### EXERCISE MATERIALS

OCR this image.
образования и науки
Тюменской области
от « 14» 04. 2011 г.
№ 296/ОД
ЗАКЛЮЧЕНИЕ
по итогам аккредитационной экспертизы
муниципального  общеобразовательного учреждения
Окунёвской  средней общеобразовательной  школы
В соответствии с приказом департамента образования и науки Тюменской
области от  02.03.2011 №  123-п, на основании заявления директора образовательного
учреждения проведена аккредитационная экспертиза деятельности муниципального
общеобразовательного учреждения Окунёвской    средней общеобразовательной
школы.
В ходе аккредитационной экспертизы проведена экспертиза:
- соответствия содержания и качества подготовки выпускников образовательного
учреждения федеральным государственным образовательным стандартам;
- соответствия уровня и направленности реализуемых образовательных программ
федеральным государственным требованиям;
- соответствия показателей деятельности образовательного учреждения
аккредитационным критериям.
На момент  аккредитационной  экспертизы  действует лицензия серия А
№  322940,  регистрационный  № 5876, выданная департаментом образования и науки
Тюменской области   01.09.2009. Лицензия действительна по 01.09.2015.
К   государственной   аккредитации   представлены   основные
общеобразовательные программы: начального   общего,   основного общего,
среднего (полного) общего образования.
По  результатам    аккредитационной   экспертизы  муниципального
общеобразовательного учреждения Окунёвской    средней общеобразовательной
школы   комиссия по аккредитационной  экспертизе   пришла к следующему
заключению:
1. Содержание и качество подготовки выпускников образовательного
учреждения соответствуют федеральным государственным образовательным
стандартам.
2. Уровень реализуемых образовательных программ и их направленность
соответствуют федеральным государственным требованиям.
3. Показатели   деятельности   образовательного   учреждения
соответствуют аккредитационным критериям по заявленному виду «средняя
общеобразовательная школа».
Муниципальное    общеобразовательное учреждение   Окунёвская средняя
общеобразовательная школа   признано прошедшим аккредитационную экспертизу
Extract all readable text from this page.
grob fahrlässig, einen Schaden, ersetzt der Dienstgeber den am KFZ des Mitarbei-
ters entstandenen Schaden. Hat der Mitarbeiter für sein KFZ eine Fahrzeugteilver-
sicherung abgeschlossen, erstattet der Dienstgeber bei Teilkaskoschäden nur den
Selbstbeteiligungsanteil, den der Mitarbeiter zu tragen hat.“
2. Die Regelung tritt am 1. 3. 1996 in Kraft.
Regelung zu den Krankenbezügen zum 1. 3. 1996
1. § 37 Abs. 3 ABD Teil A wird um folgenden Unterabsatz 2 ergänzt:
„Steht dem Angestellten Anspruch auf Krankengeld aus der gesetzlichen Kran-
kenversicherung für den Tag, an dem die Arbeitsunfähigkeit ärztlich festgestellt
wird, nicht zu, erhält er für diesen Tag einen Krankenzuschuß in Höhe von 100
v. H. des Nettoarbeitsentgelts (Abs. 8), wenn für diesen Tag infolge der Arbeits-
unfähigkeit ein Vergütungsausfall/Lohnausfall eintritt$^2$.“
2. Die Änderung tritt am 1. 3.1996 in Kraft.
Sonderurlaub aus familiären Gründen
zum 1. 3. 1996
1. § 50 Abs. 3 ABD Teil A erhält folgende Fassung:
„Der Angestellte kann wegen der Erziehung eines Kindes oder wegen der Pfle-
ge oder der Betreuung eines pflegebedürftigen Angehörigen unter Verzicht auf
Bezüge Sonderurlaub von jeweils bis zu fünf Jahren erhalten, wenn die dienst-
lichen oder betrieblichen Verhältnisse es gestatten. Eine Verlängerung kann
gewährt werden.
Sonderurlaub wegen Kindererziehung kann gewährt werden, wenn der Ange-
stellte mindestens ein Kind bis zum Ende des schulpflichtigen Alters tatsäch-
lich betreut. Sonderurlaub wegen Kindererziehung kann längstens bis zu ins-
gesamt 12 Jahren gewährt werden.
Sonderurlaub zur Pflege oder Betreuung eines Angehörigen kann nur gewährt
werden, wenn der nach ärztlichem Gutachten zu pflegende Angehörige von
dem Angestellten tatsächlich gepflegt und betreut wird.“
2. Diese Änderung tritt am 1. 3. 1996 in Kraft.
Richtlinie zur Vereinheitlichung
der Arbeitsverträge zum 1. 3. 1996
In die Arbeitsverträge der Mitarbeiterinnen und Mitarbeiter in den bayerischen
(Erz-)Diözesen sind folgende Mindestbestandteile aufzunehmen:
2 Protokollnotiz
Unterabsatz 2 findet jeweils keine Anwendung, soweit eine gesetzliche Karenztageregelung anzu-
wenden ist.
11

### EXERCISE OBJECTIVE
Across all the entries, count the lines that contain the word "Arbeitsverträge" and give the number by itself.

### OUTPUT FOR THIS EXERCISE
2